What to work on: Echo every line of the items verbatim, starting at the line that contains "arrow-right-circle-icon[interactable] — [1633, 632, 1695, 694]" and running through the last line of the items, both ends included. Omit the pictures from your output.

Items from a data source:
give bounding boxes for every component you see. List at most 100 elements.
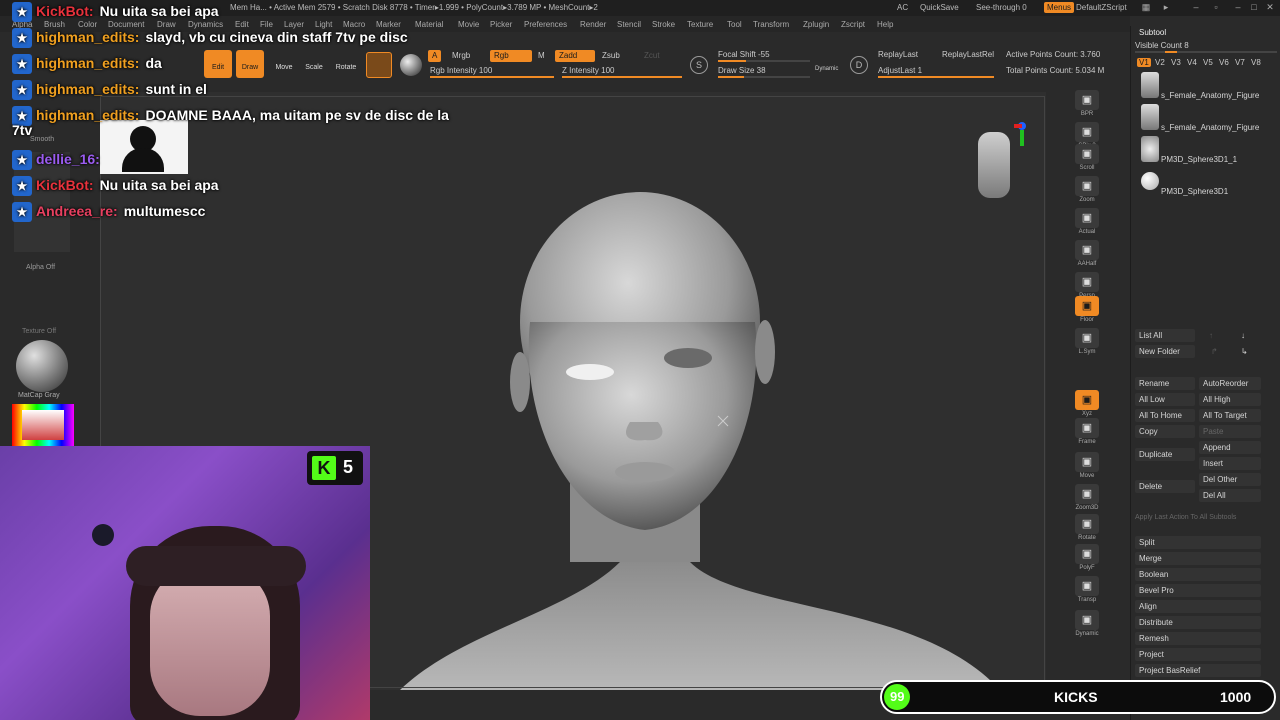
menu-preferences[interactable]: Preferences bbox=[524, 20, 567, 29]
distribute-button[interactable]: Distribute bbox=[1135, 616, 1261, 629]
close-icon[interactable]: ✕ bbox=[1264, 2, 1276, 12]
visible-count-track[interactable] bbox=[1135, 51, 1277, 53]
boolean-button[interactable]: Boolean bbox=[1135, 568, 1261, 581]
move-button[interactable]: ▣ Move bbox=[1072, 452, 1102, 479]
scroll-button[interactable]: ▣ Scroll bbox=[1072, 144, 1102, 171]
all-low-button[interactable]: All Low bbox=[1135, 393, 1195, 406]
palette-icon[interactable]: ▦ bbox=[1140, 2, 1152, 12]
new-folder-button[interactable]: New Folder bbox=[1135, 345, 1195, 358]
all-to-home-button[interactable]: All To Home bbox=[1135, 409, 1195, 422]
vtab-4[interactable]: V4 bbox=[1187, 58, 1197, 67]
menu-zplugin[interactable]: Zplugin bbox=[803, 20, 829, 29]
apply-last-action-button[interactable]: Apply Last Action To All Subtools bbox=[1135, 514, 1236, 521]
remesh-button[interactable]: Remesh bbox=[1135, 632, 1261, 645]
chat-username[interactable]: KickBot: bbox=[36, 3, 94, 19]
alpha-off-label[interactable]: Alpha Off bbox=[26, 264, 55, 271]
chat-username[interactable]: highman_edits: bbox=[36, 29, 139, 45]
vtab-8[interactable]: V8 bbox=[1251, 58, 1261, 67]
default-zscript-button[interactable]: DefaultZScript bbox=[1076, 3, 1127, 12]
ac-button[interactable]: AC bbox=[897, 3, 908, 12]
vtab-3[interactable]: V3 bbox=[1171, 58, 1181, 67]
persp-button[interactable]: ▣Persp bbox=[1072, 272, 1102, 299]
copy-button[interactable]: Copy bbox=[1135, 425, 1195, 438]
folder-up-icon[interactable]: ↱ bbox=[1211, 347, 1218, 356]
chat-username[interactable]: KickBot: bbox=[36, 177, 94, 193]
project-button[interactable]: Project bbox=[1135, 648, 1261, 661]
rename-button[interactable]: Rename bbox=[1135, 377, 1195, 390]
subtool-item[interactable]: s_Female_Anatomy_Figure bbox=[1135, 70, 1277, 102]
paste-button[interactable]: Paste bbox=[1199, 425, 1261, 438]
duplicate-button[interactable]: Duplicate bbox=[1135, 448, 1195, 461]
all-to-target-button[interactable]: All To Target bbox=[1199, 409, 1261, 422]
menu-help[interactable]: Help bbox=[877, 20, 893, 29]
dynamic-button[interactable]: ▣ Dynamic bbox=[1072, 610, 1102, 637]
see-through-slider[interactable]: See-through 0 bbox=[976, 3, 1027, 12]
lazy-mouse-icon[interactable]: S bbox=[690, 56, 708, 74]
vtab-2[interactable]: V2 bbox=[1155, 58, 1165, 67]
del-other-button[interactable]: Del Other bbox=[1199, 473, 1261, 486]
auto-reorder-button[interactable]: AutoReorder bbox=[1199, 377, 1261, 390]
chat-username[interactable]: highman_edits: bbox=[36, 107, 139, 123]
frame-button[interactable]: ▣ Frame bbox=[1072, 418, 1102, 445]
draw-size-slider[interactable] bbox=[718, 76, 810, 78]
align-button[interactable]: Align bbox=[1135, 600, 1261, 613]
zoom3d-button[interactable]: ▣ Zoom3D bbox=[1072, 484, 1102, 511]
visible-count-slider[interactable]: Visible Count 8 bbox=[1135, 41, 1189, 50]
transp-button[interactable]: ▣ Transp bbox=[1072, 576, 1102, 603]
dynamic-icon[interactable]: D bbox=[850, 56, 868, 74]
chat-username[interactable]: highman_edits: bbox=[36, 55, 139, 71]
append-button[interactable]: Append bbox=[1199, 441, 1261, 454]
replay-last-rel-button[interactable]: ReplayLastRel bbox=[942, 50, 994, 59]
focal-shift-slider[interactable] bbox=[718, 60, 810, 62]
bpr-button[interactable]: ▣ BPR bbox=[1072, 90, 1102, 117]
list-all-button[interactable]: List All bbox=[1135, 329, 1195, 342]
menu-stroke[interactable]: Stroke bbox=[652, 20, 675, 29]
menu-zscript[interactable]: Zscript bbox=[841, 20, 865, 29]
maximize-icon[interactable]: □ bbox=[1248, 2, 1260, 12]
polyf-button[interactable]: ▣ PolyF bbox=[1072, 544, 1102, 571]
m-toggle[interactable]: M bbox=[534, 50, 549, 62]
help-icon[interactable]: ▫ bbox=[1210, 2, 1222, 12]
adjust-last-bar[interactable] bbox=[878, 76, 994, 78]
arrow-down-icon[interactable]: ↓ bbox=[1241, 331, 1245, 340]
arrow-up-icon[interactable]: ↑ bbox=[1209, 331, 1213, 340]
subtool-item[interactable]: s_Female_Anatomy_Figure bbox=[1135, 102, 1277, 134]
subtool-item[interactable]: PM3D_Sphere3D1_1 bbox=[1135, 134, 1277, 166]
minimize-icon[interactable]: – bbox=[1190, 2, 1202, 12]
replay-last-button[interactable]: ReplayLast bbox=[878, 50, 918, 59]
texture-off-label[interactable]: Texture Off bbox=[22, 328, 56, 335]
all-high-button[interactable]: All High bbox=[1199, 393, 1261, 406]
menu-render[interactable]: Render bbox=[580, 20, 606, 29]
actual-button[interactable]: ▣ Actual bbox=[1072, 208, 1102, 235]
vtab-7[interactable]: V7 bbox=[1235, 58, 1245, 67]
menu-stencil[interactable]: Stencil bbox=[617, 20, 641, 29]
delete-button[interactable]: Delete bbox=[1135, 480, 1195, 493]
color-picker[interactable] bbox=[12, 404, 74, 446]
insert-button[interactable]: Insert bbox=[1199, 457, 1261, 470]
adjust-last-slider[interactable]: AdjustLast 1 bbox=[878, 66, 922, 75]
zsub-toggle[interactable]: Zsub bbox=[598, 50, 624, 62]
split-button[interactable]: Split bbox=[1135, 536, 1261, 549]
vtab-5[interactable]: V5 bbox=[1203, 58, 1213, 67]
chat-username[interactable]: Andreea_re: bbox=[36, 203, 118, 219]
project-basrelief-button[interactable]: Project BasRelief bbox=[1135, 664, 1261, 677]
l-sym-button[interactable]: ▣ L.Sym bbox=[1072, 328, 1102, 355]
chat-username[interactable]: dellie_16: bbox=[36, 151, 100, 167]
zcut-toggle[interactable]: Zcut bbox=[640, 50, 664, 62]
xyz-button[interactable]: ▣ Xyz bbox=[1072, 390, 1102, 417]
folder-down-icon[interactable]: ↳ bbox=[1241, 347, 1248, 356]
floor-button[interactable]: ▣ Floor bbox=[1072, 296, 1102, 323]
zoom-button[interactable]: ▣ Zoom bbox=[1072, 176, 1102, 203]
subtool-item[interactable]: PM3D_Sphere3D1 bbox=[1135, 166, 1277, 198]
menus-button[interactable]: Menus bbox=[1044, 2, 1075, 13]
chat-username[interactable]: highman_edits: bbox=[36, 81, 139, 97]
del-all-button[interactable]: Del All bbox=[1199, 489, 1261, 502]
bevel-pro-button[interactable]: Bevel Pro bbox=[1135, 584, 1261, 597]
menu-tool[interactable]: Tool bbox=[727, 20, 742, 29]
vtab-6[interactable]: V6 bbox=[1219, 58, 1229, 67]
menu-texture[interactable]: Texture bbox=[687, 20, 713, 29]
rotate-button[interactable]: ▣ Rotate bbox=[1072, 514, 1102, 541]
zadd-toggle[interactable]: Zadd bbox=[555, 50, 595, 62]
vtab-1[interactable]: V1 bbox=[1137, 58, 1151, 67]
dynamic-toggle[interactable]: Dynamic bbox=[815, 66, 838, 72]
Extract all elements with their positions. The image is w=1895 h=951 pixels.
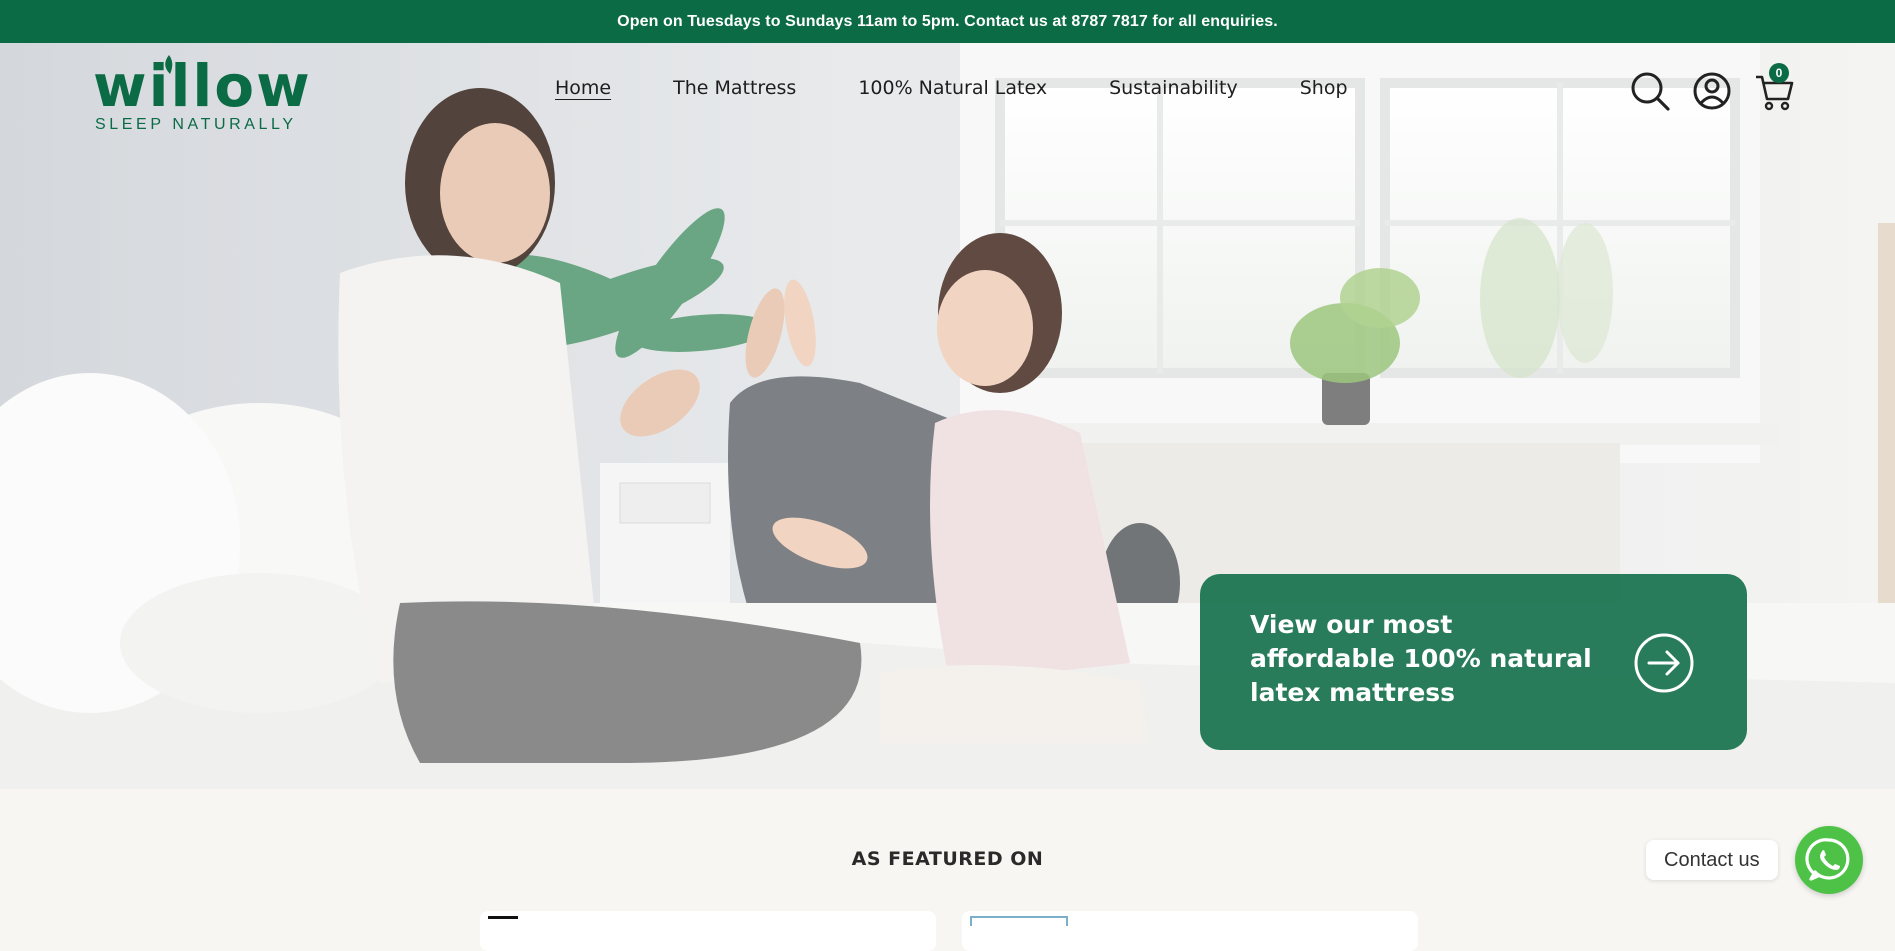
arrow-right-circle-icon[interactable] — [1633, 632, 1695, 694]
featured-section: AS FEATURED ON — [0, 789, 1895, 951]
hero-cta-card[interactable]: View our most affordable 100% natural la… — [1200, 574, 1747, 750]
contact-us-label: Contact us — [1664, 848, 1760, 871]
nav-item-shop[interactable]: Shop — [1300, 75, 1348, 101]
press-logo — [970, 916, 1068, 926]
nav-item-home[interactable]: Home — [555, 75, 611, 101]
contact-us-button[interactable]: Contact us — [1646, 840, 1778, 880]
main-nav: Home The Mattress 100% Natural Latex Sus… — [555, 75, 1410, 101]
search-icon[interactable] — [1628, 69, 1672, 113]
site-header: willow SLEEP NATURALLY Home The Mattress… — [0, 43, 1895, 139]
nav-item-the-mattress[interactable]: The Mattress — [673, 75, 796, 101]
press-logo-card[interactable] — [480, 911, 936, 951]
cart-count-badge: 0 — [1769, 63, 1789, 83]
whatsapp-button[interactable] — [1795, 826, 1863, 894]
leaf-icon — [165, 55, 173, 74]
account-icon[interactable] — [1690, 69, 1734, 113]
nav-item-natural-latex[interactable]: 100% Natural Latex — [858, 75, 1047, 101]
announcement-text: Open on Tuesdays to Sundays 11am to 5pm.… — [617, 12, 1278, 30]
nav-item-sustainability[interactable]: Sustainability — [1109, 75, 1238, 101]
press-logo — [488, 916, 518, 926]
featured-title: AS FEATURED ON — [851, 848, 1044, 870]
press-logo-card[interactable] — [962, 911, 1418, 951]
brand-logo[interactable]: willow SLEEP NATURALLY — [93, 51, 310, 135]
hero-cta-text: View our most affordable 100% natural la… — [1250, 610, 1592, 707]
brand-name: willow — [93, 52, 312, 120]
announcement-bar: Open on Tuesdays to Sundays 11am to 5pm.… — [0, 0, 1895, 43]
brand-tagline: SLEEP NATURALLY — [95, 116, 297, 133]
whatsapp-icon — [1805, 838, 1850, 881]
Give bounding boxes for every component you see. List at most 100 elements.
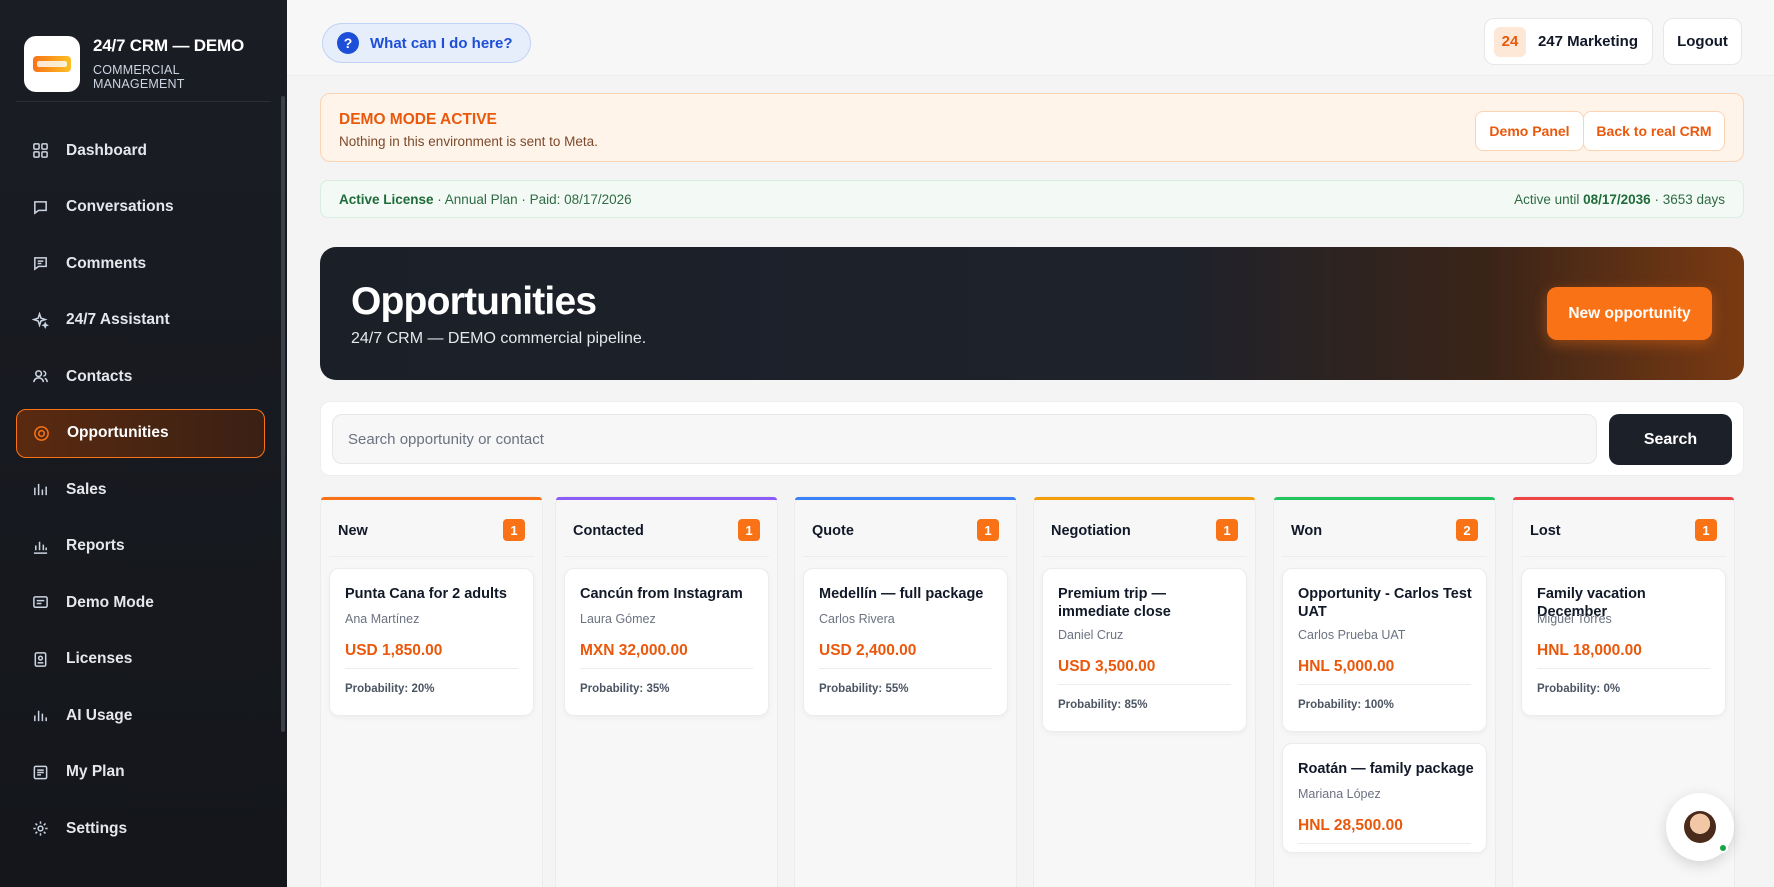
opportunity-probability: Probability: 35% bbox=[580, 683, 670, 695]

Result below:
arrow-right-circle-icon[interactable] — [1633, 632, 1695, 694]
featured-section: AS FEATURED ON — [0, 789, 1895, 951]
hero-cta-card[interactable]: View our most affordable 100% natural la… — [1200, 574, 1747, 750]
contact-us-label: Contact us — [1664, 848, 1760, 871]
nav-item-shop[interactable]: Shop — [1300, 75, 1348, 101]
press-logo — [970, 916, 1068, 926]
nav-item-home[interactable]: Home — [555, 75, 611, 101]
contact-us-button[interactable]: Contact us — [1646, 840, 1778, 880]
main-nav: Home The Mattress 100% Natural Latex Sus… — [555, 75, 1410, 101]
search-icon[interactable] — [1628, 69, 1672, 113]
site-header: willow SLEEP NATURALLY Home The Mattress… — [0, 43, 1895, 139]
nav-item-the-mattress[interactable]: The Mattress — [673, 75, 796, 101]
press-logo-card[interactable] — [480, 911, 936, 951]
cart-count-badge: 0 — [1769, 63, 1789, 83]
whatsapp-button[interactable] — [1795, 826, 1863, 894]
leaf-icon — [165, 55, 173, 74]
account-icon[interactable] — [1690, 69, 1734, 113]
nav-item-natural-latex[interactable]: 100% Natural Latex — [858, 75, 1047, 101]
announcement-text: Open on Tuesdays to Sundays 11am to 5pm.… — [617, 12, 1278, 30]
nav-item-sustainability[interactable]: Sustainability — [1109, 75, 1238, 101]
press-logo — [488, 916, 518, 926]
featured-title: AS FEATURED ON — [851, 848, 1044, 870]
press-logo-card[interactable] — [962, 911, 1418, 951]
brand-logo[interactable]: willow SLEEP NATURALLY — [93, 51, 310, 135]
hero-cta-text: View our most affordable 100% natural la… — [1250, 610, 1592, 707]
brand-name: willow — [93, 52, 312, 120]
announcement-bar: Open on Tuesdays to Sundays 11am to 5pm.… — [0, 0, 1895, 43]
brand-tagline: SLEEP NATURALLY — [95, 116, 297, 133]
whatsapp-icon — [1805, 838, 1850, 881]
Give bounding boxes for every component you see. List at most 100 elements.
opportunity-probability: Probability: 35% bbox=[580, 683, 670, 695]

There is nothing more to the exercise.